*Dataset listings of figures:*
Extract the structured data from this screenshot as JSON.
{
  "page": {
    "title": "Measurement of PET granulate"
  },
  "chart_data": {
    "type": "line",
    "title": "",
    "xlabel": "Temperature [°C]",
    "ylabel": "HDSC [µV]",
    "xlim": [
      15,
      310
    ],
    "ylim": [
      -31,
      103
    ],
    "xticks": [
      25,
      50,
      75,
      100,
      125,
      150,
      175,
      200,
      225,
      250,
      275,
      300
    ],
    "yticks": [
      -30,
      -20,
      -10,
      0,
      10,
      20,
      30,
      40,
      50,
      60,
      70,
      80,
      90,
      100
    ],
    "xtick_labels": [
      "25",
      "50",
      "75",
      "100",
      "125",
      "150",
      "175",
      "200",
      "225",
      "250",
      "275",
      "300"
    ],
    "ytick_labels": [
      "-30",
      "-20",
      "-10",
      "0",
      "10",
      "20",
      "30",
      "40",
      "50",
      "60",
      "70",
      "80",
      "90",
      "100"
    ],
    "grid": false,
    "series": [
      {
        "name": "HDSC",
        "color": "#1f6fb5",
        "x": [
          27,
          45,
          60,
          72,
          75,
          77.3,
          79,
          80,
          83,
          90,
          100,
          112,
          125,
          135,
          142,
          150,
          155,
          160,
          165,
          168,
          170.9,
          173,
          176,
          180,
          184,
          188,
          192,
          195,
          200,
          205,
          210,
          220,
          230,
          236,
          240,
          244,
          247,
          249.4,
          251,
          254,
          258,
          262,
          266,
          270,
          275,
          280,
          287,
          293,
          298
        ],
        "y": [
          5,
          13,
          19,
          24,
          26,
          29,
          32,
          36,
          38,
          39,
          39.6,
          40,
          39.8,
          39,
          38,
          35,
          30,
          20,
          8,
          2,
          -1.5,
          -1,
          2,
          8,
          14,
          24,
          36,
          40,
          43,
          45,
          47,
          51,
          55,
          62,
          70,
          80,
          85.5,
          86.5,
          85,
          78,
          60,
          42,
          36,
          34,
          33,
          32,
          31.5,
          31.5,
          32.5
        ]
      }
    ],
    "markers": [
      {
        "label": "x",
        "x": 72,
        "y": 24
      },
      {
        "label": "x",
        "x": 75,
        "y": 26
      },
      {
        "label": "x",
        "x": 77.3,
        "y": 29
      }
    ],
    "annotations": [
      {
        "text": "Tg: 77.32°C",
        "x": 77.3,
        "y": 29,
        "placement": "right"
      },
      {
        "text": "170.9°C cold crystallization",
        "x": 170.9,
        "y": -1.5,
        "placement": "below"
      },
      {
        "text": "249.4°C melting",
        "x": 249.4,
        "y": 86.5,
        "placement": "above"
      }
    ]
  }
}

*EXERCISE DETAILS:*
Count how many lines of the material hold the string "text". Give the number and nothing more.

*FINISHED ANSWER:*
3